[Data items]

______

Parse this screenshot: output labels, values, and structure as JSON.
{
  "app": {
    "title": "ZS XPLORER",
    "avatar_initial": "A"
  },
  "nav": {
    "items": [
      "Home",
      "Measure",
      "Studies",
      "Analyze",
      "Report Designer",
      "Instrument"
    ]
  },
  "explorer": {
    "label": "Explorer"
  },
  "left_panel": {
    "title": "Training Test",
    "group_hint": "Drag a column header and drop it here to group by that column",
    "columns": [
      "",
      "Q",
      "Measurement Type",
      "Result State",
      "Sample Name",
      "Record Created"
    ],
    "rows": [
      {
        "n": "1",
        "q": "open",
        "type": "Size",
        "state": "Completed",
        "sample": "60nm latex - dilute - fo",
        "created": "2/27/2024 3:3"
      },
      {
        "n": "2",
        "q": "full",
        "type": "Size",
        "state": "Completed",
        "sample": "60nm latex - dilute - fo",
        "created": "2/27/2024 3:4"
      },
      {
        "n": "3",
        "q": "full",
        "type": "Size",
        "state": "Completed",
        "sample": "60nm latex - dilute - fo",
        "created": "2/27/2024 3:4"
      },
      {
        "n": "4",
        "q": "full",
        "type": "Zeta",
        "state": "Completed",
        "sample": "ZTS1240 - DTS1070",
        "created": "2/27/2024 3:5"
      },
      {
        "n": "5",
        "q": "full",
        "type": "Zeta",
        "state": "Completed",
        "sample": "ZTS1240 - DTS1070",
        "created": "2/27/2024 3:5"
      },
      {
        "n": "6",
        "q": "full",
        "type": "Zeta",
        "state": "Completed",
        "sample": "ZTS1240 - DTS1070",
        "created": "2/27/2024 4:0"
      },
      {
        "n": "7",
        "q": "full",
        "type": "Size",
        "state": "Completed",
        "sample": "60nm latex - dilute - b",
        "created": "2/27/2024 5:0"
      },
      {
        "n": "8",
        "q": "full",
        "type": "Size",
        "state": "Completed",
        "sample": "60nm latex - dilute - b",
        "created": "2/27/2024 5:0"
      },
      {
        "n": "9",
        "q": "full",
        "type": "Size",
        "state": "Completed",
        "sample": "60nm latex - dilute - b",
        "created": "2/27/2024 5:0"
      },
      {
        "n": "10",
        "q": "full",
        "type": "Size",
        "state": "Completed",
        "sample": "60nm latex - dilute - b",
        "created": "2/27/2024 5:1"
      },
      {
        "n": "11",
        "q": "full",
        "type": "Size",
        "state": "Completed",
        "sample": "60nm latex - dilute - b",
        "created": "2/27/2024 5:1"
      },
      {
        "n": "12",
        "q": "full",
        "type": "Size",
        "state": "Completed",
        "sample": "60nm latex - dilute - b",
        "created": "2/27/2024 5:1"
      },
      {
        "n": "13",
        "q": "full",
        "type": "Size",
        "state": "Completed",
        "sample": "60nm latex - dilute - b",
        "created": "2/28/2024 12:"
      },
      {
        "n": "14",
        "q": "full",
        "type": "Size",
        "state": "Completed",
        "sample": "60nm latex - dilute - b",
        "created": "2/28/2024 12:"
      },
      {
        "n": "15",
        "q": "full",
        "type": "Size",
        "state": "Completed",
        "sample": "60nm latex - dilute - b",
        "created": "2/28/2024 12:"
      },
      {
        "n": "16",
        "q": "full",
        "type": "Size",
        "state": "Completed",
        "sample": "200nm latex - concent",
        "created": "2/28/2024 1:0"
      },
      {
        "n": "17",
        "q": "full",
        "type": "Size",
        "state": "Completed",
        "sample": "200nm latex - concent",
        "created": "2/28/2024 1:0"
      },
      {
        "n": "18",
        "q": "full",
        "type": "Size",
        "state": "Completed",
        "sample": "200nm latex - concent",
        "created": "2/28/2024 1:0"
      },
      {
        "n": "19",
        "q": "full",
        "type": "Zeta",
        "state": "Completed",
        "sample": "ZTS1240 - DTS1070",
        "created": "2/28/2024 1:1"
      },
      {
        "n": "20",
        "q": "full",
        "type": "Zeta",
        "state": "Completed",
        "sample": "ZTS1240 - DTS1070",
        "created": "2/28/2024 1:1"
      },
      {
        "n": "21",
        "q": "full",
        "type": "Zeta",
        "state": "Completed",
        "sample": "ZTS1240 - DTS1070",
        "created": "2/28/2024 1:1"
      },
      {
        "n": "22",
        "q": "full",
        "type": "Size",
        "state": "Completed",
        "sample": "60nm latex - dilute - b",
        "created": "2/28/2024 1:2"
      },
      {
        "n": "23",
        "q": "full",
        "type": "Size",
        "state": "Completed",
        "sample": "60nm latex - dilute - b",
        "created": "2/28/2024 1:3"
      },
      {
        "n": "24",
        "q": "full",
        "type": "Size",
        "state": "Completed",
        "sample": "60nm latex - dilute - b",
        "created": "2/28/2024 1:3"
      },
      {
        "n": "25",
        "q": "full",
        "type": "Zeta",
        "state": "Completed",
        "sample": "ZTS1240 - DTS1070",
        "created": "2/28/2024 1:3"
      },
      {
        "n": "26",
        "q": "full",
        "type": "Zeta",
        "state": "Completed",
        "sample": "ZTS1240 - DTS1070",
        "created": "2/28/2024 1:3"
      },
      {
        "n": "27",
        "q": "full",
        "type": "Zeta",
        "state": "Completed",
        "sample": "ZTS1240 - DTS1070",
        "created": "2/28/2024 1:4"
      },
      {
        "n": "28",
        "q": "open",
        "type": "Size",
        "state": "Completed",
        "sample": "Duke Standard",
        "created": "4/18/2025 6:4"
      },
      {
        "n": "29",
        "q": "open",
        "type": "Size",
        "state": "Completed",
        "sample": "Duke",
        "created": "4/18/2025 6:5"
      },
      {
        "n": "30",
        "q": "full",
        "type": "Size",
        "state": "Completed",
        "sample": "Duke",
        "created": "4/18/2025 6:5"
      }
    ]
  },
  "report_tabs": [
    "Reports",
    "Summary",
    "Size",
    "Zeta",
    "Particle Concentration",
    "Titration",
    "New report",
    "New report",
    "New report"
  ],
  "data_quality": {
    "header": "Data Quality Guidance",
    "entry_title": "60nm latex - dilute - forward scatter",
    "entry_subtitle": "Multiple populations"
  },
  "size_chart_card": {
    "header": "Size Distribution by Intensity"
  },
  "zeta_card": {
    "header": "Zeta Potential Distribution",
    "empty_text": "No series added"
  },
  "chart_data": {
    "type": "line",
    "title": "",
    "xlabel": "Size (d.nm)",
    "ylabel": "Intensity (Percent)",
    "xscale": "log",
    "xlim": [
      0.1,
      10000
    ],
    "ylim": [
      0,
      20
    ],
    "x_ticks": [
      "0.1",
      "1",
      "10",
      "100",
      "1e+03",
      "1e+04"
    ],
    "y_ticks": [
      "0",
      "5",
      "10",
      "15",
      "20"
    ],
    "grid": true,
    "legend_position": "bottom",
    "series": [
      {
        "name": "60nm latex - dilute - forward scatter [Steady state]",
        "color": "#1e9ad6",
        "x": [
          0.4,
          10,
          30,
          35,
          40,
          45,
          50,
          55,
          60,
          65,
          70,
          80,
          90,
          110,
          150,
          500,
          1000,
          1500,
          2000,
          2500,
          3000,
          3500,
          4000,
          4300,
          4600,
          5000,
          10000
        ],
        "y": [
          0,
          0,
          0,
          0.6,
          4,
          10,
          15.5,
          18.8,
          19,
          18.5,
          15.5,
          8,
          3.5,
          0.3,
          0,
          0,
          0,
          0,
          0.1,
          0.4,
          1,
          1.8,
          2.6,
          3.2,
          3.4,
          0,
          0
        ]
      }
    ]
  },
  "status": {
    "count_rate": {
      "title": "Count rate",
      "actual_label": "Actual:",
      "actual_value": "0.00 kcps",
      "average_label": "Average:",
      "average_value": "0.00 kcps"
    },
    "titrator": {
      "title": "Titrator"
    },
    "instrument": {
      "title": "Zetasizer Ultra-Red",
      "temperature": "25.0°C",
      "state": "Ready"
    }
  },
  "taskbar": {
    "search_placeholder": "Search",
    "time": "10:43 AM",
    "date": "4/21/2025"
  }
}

______

Written request — Locate all lines that include the word "forward" and copy them out.

Result of the task —
    "entry_title": "60nm latex - dilute - forward scatter",
        "name": "60nm latex - dilute - forward scatter [Steady state]",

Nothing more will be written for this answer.